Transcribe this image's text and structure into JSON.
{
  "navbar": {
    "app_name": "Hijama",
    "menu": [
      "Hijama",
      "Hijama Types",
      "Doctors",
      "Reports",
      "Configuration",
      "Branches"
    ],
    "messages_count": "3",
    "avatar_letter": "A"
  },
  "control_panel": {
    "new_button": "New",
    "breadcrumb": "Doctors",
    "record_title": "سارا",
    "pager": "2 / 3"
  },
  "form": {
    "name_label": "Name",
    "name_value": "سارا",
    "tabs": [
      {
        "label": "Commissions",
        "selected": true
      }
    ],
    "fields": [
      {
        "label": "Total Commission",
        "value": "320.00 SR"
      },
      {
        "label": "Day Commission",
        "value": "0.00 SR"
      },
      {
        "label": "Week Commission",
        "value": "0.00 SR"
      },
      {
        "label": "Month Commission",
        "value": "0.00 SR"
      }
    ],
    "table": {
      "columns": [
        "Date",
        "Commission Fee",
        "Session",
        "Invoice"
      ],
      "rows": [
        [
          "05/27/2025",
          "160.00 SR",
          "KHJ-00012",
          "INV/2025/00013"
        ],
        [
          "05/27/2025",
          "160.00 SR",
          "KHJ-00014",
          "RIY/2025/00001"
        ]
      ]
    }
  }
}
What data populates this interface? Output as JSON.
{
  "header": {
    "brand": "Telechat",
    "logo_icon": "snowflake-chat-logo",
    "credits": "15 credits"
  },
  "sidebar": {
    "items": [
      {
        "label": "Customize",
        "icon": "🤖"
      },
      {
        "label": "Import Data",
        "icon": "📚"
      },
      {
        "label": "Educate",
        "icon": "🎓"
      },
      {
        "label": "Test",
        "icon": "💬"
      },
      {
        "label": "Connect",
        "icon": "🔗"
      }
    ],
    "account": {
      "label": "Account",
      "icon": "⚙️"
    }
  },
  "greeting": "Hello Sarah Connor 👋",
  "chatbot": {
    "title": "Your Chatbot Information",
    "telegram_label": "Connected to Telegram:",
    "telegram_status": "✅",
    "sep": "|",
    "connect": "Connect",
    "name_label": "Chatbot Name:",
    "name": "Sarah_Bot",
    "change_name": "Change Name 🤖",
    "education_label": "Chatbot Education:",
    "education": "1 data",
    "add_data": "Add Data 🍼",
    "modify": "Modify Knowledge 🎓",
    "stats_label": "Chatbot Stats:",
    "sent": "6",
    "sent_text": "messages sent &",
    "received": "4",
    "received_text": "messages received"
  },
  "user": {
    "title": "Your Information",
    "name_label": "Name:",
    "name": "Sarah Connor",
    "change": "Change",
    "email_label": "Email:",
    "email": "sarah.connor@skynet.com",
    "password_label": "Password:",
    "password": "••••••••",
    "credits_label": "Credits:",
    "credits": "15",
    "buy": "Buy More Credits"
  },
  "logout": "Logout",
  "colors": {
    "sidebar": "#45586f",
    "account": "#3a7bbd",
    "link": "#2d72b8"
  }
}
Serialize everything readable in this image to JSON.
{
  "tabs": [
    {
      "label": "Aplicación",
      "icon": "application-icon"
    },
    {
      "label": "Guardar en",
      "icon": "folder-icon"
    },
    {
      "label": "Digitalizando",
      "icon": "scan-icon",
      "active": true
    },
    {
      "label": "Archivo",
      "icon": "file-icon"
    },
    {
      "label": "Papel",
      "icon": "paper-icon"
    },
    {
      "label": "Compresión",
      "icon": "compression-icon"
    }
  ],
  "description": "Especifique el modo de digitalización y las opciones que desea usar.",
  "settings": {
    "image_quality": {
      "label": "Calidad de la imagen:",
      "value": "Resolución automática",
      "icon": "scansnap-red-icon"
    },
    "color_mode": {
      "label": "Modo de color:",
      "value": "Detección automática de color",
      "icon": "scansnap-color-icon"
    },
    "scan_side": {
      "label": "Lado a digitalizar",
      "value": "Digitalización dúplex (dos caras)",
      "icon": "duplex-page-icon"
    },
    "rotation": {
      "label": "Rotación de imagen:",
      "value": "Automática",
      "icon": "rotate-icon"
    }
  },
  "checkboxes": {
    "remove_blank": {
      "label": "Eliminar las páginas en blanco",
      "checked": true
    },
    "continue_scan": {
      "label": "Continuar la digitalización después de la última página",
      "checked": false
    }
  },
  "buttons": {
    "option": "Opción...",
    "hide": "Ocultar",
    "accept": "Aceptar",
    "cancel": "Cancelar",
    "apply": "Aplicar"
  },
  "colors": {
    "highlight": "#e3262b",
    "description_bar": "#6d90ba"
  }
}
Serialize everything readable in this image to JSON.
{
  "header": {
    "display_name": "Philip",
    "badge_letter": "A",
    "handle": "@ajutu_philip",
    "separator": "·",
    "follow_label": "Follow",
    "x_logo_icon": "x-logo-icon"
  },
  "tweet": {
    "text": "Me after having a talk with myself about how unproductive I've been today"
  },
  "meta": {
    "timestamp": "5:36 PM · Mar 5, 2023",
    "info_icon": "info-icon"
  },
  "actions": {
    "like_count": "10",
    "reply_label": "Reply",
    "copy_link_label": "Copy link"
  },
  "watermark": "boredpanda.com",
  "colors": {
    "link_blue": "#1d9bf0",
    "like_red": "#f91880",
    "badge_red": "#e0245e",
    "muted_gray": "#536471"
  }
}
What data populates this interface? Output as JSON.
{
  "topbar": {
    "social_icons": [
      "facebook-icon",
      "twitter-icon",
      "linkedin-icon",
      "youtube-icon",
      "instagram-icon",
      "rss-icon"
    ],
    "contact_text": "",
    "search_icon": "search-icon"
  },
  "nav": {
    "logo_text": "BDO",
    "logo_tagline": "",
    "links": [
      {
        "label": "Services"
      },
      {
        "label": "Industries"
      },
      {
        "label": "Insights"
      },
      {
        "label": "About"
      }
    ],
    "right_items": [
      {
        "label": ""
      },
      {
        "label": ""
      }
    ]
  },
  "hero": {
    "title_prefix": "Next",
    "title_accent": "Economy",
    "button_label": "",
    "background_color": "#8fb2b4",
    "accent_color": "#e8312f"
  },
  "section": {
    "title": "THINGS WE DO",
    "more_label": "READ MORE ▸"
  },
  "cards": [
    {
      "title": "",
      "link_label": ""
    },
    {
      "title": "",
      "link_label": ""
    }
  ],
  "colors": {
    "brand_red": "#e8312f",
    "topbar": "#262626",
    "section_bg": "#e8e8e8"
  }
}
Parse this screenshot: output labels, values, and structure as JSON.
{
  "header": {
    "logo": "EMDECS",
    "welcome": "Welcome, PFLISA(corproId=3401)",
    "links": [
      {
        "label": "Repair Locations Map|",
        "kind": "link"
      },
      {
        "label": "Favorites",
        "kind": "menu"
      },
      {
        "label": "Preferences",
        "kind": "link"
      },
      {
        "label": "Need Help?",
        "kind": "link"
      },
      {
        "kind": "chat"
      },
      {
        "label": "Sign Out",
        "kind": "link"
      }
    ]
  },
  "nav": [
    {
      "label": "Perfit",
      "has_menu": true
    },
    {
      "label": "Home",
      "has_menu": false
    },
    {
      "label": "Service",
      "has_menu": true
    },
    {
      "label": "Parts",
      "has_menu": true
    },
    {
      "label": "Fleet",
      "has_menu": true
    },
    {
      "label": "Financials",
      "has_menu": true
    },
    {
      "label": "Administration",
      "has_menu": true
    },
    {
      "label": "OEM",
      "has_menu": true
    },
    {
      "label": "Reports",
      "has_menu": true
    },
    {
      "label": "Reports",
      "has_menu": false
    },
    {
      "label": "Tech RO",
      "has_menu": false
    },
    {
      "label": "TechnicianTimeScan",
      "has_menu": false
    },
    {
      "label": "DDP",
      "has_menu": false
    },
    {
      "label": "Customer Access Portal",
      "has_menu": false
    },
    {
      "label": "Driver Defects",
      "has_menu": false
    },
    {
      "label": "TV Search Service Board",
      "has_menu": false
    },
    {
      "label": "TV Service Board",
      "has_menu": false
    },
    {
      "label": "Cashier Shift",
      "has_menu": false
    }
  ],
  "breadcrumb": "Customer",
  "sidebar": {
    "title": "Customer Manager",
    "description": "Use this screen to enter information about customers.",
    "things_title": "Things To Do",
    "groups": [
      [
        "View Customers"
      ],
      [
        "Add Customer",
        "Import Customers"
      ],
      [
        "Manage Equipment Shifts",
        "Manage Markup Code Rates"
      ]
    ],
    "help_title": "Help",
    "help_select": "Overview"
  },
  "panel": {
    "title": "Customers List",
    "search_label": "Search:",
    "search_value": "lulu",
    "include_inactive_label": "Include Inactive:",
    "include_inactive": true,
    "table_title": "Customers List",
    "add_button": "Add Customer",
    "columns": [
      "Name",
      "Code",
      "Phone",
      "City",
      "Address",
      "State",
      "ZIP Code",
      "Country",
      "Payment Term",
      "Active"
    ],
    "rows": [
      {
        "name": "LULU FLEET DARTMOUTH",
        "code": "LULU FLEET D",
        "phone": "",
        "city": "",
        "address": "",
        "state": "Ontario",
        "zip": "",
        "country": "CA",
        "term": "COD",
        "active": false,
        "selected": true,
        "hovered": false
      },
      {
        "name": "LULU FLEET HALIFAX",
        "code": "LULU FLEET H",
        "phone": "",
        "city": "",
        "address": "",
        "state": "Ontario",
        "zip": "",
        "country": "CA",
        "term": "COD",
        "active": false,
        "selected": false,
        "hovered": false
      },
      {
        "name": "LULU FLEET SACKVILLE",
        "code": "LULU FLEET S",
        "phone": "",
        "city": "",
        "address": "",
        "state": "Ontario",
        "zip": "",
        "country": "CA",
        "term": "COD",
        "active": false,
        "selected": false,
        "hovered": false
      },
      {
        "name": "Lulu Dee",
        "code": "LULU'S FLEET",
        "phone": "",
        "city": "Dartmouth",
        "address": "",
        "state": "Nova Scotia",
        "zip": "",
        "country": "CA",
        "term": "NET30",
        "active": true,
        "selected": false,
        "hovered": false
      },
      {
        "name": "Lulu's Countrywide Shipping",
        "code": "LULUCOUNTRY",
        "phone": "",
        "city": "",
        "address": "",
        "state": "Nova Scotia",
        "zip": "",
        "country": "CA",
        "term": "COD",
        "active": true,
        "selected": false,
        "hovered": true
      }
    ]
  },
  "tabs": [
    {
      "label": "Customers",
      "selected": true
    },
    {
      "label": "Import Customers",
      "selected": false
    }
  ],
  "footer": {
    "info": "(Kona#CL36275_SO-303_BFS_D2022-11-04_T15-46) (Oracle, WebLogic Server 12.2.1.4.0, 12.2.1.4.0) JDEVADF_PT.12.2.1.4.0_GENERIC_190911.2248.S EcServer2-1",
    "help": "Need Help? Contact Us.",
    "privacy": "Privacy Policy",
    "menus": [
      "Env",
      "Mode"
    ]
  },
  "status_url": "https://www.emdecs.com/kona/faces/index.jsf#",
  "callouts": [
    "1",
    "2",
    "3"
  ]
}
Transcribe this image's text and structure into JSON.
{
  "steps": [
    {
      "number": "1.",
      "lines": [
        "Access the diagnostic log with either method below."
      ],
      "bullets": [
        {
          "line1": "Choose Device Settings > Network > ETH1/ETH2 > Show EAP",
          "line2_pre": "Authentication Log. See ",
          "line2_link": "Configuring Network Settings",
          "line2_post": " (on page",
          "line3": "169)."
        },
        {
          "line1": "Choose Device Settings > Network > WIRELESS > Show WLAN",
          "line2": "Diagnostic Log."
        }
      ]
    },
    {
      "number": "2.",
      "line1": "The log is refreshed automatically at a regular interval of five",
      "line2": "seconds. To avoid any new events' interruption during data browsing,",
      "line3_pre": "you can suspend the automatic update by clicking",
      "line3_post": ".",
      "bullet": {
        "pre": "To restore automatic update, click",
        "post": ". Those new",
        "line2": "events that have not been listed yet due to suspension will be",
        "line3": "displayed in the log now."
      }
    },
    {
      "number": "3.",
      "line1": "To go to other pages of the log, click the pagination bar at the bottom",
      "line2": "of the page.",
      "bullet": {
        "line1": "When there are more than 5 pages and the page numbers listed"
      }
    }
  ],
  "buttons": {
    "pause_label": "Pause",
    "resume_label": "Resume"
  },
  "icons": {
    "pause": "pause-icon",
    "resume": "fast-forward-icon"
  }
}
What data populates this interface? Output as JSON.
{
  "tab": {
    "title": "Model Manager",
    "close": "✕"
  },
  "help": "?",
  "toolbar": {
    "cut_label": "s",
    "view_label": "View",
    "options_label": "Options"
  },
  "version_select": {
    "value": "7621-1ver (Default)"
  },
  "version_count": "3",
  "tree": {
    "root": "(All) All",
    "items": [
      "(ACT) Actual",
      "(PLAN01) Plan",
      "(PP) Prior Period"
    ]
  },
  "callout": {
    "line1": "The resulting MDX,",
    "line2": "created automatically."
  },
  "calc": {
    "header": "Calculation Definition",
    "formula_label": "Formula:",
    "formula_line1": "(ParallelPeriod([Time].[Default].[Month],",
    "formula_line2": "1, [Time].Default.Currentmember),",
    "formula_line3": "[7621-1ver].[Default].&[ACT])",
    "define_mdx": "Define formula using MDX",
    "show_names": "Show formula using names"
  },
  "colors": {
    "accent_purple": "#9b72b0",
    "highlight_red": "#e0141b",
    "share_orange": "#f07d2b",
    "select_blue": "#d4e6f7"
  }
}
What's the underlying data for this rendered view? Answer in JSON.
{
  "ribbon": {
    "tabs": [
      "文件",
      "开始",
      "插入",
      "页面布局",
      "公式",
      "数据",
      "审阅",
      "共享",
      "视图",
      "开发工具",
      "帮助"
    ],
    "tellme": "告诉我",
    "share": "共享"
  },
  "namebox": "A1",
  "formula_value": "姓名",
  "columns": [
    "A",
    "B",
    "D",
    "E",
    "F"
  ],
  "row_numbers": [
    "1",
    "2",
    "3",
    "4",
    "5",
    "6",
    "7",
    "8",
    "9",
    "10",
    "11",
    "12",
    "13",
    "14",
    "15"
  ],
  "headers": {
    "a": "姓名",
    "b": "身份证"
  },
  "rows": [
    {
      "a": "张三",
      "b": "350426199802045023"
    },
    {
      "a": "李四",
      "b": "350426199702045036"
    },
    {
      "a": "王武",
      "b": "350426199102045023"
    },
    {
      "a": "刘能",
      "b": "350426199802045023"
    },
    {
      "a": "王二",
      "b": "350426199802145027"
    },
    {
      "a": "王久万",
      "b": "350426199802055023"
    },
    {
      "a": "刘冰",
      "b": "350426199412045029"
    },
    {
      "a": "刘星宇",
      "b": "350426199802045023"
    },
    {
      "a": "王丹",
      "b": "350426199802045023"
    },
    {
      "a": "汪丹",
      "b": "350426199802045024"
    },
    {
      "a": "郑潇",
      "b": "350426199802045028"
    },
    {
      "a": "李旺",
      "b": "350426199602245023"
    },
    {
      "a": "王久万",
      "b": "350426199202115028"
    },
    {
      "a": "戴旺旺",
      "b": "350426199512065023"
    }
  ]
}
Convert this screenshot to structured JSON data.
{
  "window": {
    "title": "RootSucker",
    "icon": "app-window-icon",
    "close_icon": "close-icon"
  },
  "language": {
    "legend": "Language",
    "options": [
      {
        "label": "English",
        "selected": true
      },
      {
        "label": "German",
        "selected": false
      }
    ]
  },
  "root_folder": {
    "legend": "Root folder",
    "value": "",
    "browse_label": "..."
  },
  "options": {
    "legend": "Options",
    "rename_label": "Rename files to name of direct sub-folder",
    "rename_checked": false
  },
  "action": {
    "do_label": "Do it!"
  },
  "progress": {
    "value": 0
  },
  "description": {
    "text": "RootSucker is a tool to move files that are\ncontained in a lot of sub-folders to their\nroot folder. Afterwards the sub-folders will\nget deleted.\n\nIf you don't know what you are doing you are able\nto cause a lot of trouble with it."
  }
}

- - - -

**Stated task:** Copy exactly the lines above, from the one containing "Convert this screenshot" through the very last line.

**Written answer:**
Convert this screenshot to structured JSON data.
{
  "window": {
    "title": "RootSucker",
    "icon": "app-window-icon",
    "close_icon": "close-icon"
  },
  "language": {
    "legend": "Language",
    "options": [
      {
        "label": "English",
        "selected": true
      },
      {
        "label": "German",
        "selected": false
      }
    ]
  },
  "root_folder": {
    "legend": "Root folder",
    "value": "",
    "browse_label": "..."
  },
  "options": {
    "legend": "Options",
    "rename_label": "Rename files to name of direct sub-folder",
    "rename_checked": false
  },
  "action": {
    "do_label": "Do it!"
  },
  "progress": {
    "value": 0
  },
  "description": {
    "text": "RootSucker is a tool to move files that are\ncontained in a lot of sub-folders to their\nroot folder. Afterwards the sub-folders will\nget deleted.\n\nIf you don't know what you are doing you are able\nto cause a lot of trouble with it."
  }
}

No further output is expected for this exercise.